■ WHAT IS BEING ASKED: Quote the data below in full, minus the images.

>>>

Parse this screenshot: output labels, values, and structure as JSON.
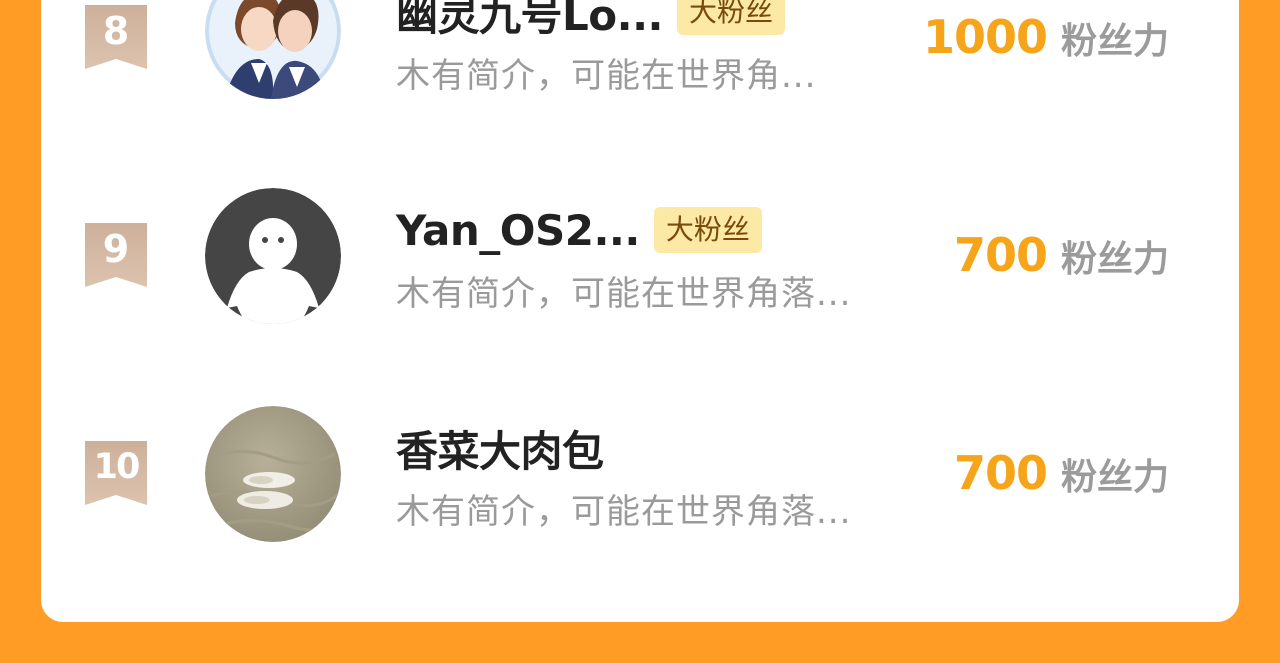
{
  "fan_list": {
    "entries": [
      {
        "rank": "8",
        "name": "幽灵九号Lo...",
        "tag": "大粉丝",
        "bio": "木有简介，可能在世界角...",
        "score": "1000",
        "score_unit": "粉丝力",
        "avatar": "anime-couple-avatar"
      },
      {
        "rank": "9",
        "name": "Yan_OS2...",
        "tag": "大粉丝",
        "bio": "木有简介，可能在世界角落...",
        "score": "700",
        "score_unit": "粉丝力",
        "avatar": "default-user-avatar"
      },
      {
        "rank": "10",
        "name": "香菜大肉包",
        "tag": "",
        "bio": "木有简介，可能在世界角落...",
        "score": "700",
        "score_unit": "粉丝力",
        "avatar": "shoes-on-sand-avatar"
      }
    ]
  },
  "colors": {
    "background": "#ff9c26",
    "card": "#ffffff",
    "rank_badge": "#d6b89e",
    "score": "#f6a51b",
    "tag_bg": "#fde9a6",
    "tag_text": "#7a4a0b"
  }
}
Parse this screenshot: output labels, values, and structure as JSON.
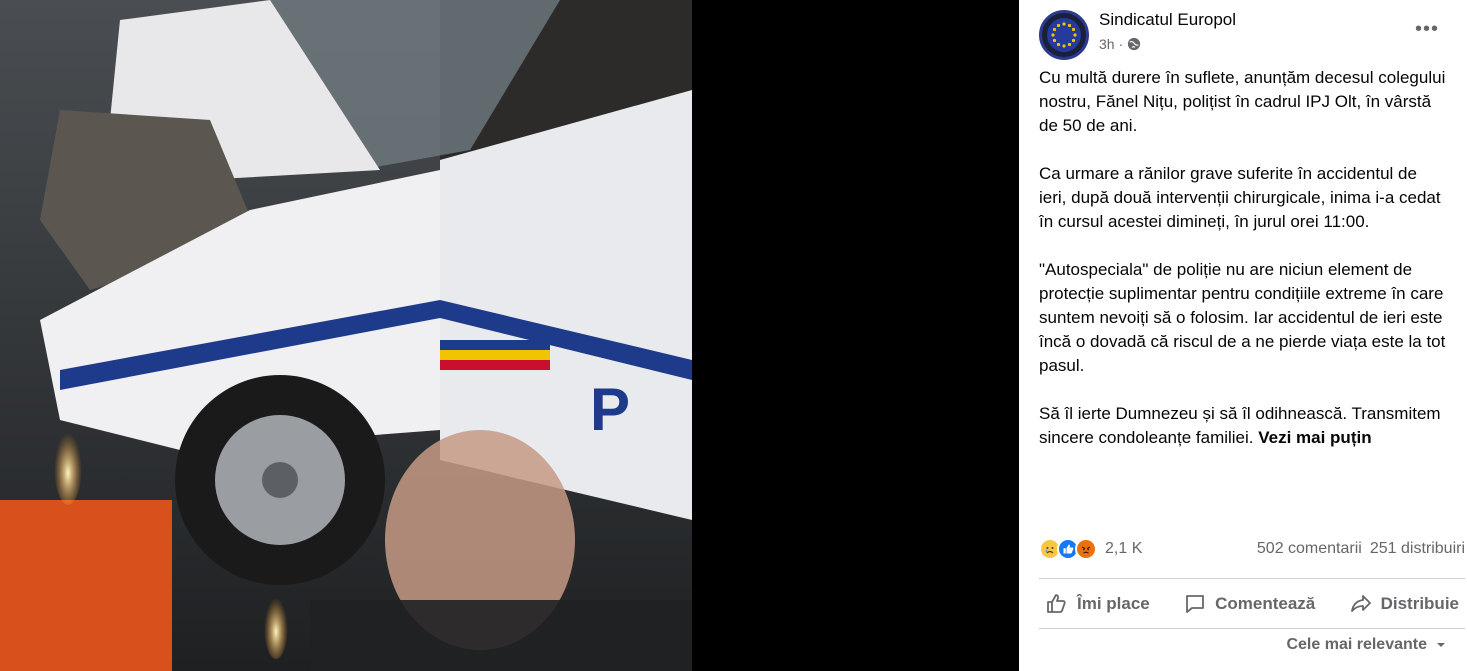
{
  "post": {
    "page_name": "Sindicatul Europol",
    "time": "3h",
    "more_label": "•••",
    "paragraphs": [
      "Cu multă durere în suflete, anunțăm decesul colegului nostru, Fănel Nițu, polițist în cadrul IPJ Olt, în vârstă de 50 de ani.",
      "Ca urmare a rănilor grave suferite în accidentul de ieri, după două intervenții chirurgicale, inima i-a cedat în cursul acestei dimineți, în jurul orei 11:00.",
      "\"Autospeciala\" de poliție nu are niciun element de protecție suplimentar pentru condițiile extreme în care suntem nevoiți să o folosim. Iar accidentul de ieri este încă o dovadă că riscul de a ne pierde viața este la tot pasul."
    ],
    "last_paragraph": "Să îl ierte Dumnezeu și să îl odihnească. Transmitem sincere condoleanțe familiei. ",
    "see_less": "Vezi mai puțin"
  },
  "stats": {
    "reaction_count": "2,1 K",
    "comments": "502 comentarii",
    "shares": "251 distribuiri"
  },
  "actions": {
    "like": "Îmi place",
    "comment": "Comentează",
    "share": "Distribuie"
  },
  "sort_label": "Cele mai relevante",
  "colors": {
    "text": "#050505",
    "secondary": "#65676b",
    "like_blue": "#1877f2"
  },
  "icons": [
    "globe-icon",
    "sad-reaction-icon",
    "like-reaction-icon",
    "angry-reaction-icon",
    "thumbs-up-icon",
    "comment-icon",
    "share-icon",
    "chevron-down-icon",
    "more-icon"
  ]
}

<<<

■ RESULT OF THE TASK:
Parse this screenshot: output labels, values, and structure as JSON.
{
  "fan_list": {
    "entries": [
      {
        "rank": "8",
        "name": "幽灵九号Lo...",
        "tag": "大粉丝",
        "bio": "木有简介，可能在世界角...",
        "score": "1000",
        "score_unit": "粉丝力",
        "avatar": "anime-couple-avatar"
      },
      {
        "rank": "9",
        "name": "Yan_OS2...",
        "tag": "大粉丝",
        "bio": "木有简介，可能在世界角落...",
        "score": "700",
        "score_unit": "粉丝力",
        "avatar": "default-user-avatar"
      },
      {
        "rank": "10",
        "name": "香菜大肉包",
        "tag": "",
        "bio": "木有简介，可能在世界角落...",
        "score": "700",
        "score_unit": "粉丝力",
        "avatar": "shoes-on-sand-avatar"
      }
    ]
  },
  "colors": {
    "background": "#ff9c26",
    "card": "#ffffff",
    "rank_badge": "#d6b89e",
    "score": "#f6a51b",
    "tag_bg": "#fde9a6",
    "tag_text": "#7a4a0b"
  }
}
Parse this screenshot: output labels, values, and structure as JSON.
{
  "post": {
    "page_name": "Sindicatul Europol",
    "time": "3h",
    "more_label": "•••",
    "paragraphs": [
      "Cu multă durere în suflete, anunțăm decesul colegului nostru, Fănel Nițu, polițist în cadrul IPJ Olt, în vârstă de 50 de ani.",
      "Ca urmare a rănilor grave suferite în accidentul de ieri, după două intervenții chirurgicale, inima i-a cedat în cursul acestei dimineți, în jurul orei 11:00.",
      "\"Autospeciala\" de poliție nu are niciun element de protecție suplimentar pentru condițiile extreme în care suntem nevoiți să o folosim. Iar accidentul de ieri este încă o dovadă că riscul de a ne pierde viața este la tot pasul."
    ],
    "last_paragraph": "Să îl ierte Dumnezeu și să îl odihnească. Transmitem sincere condoleanțe familiei. ",
    "see_less": "Vezi mai puțin"
  },
  "stats": {
    "reaction_count": "2,1 K",
    "comments": "502 comentarii",
    "shares": "251 distribuiri"
  },
  "actions": {
    "like": "Îmi place",
    "comment": "Comentează",
    "share": "Distribuie"
  },
  "sort_label": "Cele mai relevante",
  "colors": {
    "text": "#050505",
    "secondary": "#65676b",
    "like_blue": "#1877f2"
  },
  "icons": [
    "globe-icon",
    "sad-reaction-icon",
    "like-reaction-icon",
    "angry-reaction-icon",
    "thumbs-up-icon",
    "comment-icon",
    "share-icon",
    "chevron-down-icon",
    "more-icon"
  ]
}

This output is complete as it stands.